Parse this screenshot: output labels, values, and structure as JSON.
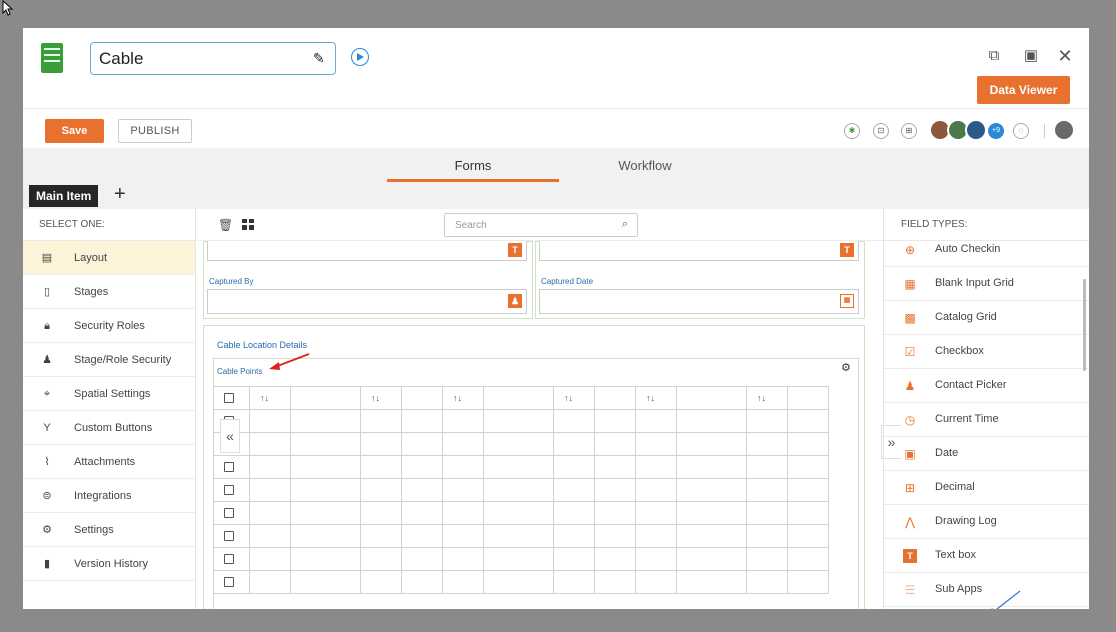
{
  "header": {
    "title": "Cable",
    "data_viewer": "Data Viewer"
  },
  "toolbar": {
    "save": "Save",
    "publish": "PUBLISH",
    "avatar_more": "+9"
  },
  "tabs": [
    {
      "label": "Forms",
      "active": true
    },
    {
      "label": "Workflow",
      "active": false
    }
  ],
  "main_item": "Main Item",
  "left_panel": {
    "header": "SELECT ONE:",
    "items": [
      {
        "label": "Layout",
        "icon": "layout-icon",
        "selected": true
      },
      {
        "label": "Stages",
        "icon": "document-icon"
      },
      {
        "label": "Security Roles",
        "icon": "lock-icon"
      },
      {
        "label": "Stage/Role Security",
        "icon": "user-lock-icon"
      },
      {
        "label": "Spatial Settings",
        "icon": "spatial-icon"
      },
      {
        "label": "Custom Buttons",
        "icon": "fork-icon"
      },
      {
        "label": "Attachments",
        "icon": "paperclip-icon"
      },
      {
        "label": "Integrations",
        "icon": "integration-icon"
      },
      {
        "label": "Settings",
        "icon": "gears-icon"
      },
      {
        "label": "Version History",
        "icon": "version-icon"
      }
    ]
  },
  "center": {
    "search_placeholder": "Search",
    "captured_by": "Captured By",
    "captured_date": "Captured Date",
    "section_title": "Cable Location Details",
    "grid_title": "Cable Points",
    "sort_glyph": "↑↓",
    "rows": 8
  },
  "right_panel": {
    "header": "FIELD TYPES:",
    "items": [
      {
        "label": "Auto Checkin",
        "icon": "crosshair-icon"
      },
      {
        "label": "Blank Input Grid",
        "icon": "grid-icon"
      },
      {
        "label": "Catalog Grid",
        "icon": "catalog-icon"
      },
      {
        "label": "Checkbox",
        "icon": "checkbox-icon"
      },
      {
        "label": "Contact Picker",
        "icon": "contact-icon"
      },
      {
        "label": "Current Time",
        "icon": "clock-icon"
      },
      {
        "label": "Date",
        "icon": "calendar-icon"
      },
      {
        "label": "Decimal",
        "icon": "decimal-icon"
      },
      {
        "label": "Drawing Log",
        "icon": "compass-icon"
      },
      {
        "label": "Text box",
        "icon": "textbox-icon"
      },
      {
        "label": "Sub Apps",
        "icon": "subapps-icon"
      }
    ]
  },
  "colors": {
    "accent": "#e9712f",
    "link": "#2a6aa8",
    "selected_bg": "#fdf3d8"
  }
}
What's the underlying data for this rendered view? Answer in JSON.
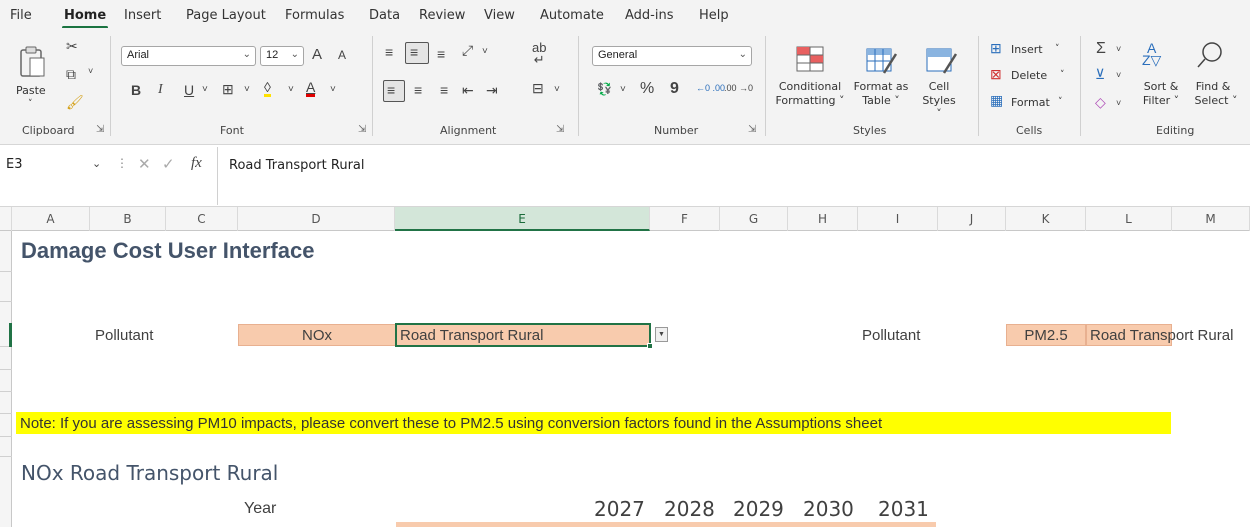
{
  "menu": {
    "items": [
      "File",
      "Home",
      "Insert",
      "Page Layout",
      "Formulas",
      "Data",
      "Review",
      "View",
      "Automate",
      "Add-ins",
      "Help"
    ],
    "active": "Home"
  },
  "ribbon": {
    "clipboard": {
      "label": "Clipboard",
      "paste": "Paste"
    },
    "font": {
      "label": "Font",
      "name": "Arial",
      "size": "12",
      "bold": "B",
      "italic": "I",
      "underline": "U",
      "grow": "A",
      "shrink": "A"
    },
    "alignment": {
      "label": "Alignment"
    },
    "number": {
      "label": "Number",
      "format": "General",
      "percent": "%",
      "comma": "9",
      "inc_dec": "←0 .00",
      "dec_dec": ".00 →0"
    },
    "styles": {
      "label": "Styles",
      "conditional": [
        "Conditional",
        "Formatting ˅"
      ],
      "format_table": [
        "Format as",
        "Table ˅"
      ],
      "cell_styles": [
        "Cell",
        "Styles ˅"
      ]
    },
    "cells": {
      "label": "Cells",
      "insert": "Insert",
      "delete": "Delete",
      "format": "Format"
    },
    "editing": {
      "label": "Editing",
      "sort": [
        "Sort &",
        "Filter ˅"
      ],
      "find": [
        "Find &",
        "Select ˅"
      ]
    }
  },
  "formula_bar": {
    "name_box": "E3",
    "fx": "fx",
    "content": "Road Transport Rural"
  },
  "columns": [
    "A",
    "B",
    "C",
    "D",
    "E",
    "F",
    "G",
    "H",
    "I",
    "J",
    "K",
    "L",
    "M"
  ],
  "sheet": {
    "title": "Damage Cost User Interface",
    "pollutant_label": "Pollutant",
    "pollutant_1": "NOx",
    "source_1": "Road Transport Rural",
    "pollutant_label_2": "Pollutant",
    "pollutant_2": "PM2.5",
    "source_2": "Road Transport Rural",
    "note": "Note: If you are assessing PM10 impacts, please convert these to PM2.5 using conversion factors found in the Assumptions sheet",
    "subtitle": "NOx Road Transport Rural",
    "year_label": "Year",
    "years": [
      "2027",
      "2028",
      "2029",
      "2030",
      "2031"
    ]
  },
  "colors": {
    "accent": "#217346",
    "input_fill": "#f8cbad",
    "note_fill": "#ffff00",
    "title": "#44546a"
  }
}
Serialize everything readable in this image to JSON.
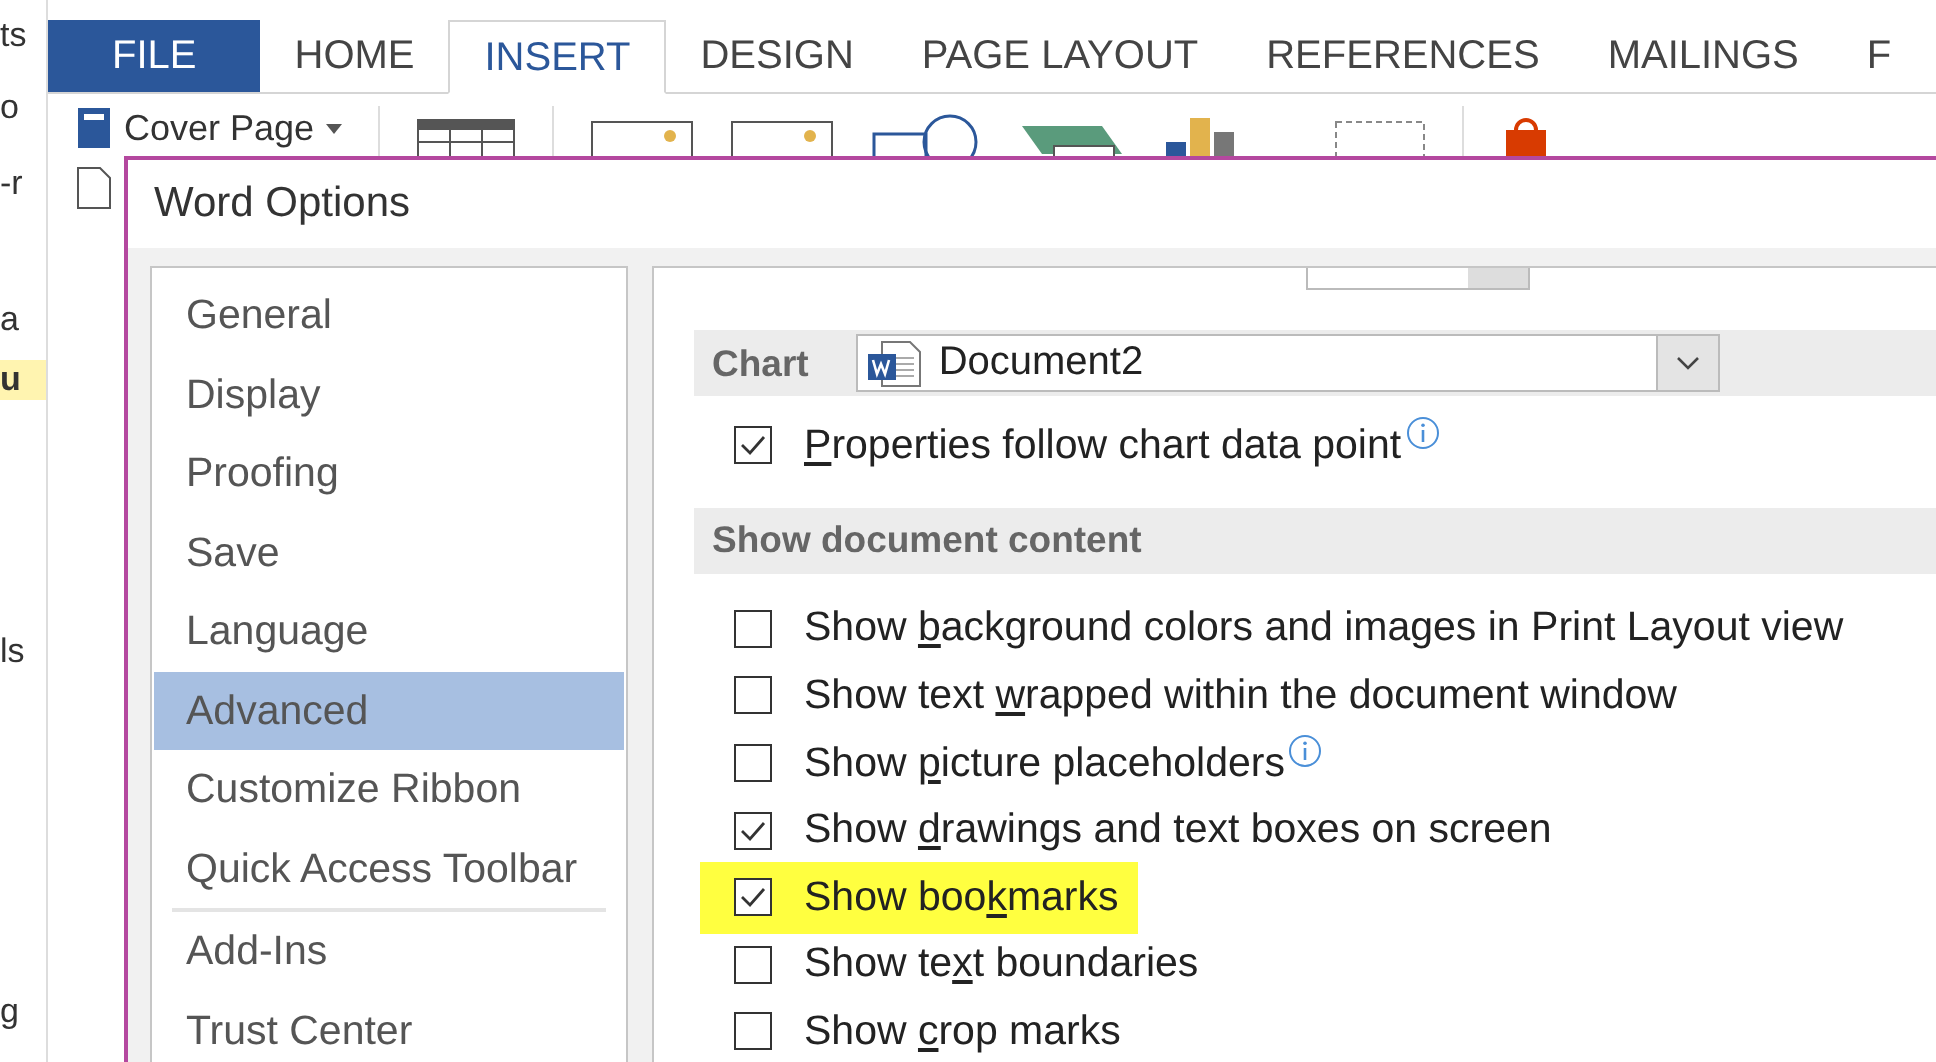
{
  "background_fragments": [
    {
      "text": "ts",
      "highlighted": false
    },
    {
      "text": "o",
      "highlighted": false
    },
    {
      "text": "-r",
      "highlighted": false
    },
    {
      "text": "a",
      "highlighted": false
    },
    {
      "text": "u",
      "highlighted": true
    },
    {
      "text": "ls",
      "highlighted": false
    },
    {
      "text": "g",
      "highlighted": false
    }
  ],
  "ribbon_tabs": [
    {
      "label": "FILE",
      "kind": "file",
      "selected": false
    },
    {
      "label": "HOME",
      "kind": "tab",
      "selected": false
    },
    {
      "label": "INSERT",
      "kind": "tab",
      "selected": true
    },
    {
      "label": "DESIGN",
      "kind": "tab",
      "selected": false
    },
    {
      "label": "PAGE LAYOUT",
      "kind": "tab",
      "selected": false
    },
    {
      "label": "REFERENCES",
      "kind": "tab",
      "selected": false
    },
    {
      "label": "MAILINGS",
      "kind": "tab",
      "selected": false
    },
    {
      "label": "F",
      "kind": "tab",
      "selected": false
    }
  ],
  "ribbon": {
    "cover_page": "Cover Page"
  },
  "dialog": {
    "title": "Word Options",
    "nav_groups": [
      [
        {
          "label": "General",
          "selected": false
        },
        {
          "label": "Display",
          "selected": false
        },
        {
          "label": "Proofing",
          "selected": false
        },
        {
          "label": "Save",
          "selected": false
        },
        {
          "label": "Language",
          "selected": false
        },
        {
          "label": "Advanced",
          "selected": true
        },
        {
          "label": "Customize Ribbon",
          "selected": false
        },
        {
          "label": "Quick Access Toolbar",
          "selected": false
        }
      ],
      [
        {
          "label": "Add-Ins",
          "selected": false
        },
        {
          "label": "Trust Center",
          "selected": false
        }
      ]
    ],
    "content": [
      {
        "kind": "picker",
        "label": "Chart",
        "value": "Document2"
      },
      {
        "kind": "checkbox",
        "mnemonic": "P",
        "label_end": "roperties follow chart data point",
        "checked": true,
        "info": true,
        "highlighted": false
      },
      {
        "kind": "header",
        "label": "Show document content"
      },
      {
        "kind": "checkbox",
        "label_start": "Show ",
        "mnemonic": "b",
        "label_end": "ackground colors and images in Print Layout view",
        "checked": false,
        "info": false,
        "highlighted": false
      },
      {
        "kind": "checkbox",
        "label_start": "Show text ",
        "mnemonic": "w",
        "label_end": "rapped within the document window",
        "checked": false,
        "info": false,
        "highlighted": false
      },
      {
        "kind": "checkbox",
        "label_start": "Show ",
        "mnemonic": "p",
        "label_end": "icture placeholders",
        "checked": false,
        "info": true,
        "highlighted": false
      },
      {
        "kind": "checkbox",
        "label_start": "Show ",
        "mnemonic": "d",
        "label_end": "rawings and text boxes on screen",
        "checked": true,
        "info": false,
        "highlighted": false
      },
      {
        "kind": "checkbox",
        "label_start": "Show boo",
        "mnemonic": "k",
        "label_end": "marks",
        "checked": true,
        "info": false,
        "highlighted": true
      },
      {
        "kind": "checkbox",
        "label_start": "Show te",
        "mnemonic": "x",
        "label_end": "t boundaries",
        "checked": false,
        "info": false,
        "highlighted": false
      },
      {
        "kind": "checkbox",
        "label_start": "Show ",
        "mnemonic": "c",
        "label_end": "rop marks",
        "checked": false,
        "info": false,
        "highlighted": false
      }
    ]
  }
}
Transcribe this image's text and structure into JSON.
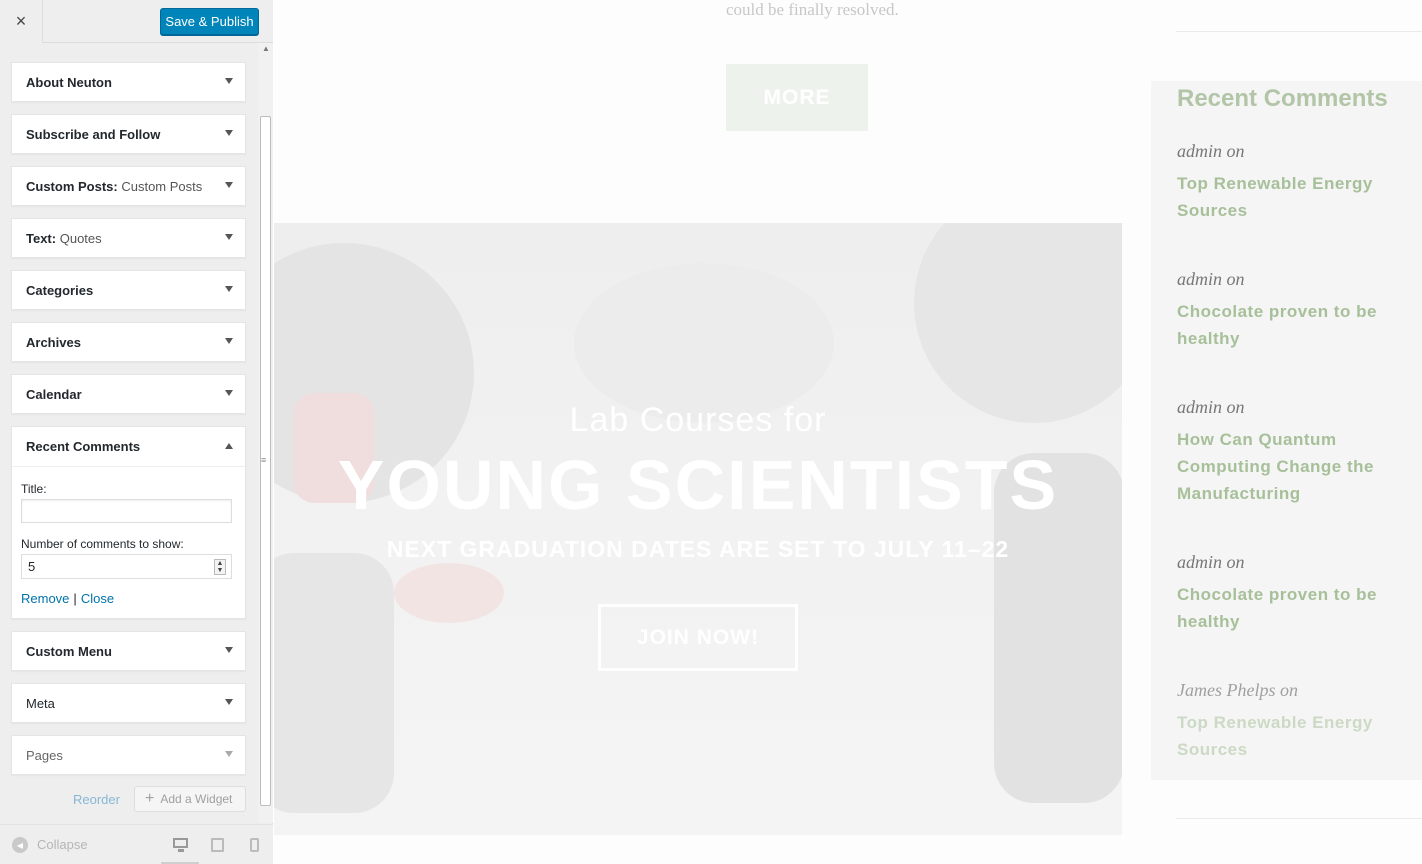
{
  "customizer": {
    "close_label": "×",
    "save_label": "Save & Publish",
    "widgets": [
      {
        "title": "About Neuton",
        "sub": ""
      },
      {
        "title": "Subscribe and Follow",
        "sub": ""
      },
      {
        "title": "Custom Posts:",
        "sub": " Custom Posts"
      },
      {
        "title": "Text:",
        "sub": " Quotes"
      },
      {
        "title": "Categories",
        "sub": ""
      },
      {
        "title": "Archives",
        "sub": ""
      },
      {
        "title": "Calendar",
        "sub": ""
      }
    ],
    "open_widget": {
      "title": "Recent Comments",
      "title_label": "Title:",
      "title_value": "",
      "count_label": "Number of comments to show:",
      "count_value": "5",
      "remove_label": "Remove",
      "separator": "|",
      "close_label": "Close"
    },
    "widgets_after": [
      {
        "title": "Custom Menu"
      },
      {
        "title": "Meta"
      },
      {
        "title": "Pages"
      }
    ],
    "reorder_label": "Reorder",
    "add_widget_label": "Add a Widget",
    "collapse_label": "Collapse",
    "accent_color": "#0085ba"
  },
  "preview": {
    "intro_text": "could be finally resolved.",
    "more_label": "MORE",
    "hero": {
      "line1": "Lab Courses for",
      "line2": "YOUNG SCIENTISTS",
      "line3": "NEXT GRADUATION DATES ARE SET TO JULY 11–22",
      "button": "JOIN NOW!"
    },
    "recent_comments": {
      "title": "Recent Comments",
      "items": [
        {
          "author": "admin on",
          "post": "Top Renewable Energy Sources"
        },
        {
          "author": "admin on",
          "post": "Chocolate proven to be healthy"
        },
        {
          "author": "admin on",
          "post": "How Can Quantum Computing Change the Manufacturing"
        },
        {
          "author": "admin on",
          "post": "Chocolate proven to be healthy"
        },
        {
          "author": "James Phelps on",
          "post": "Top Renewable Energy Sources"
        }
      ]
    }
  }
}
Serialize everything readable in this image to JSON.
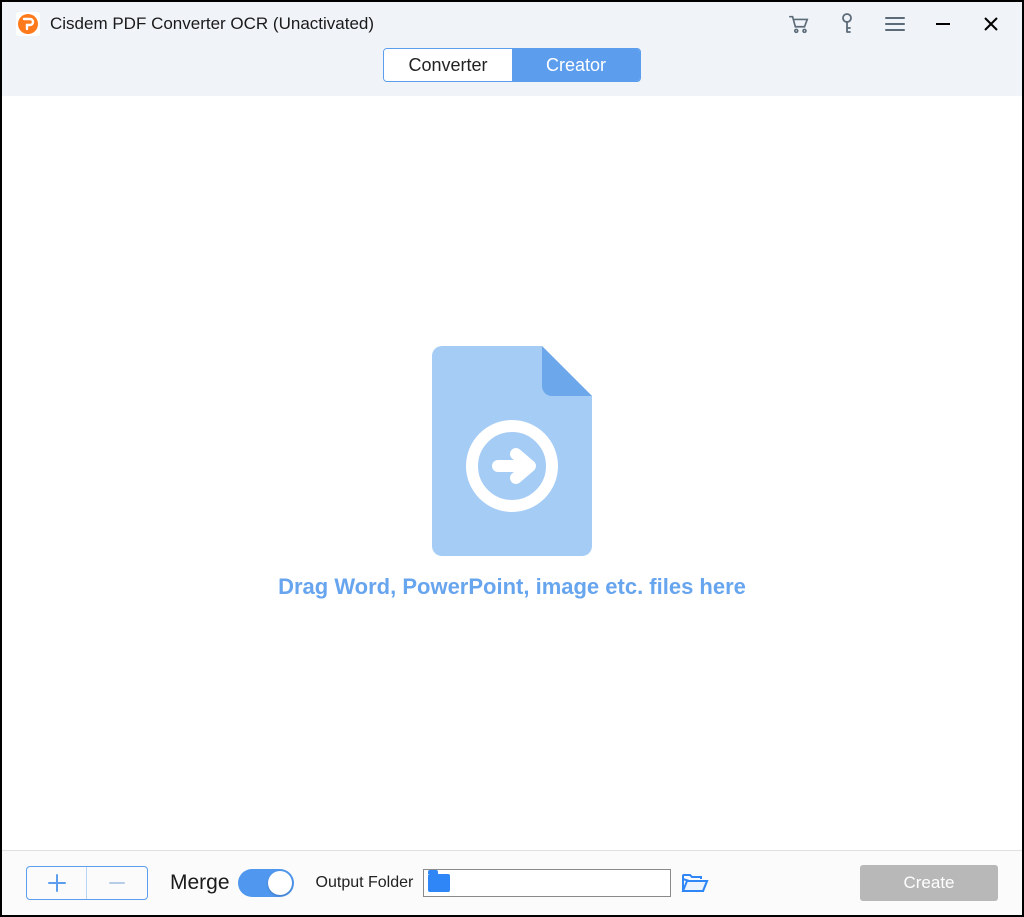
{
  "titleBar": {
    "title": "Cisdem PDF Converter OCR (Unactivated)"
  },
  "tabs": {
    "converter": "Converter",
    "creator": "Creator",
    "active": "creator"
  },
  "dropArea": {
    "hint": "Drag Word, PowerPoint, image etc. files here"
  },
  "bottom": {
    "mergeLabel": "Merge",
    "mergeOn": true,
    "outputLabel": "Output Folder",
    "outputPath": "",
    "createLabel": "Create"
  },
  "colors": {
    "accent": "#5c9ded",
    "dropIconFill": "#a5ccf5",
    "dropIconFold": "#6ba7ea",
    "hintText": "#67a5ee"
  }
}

■ Work to complete
Going through the records above, state how many lines carry "content", with no other text.

■ Output of the exercise
3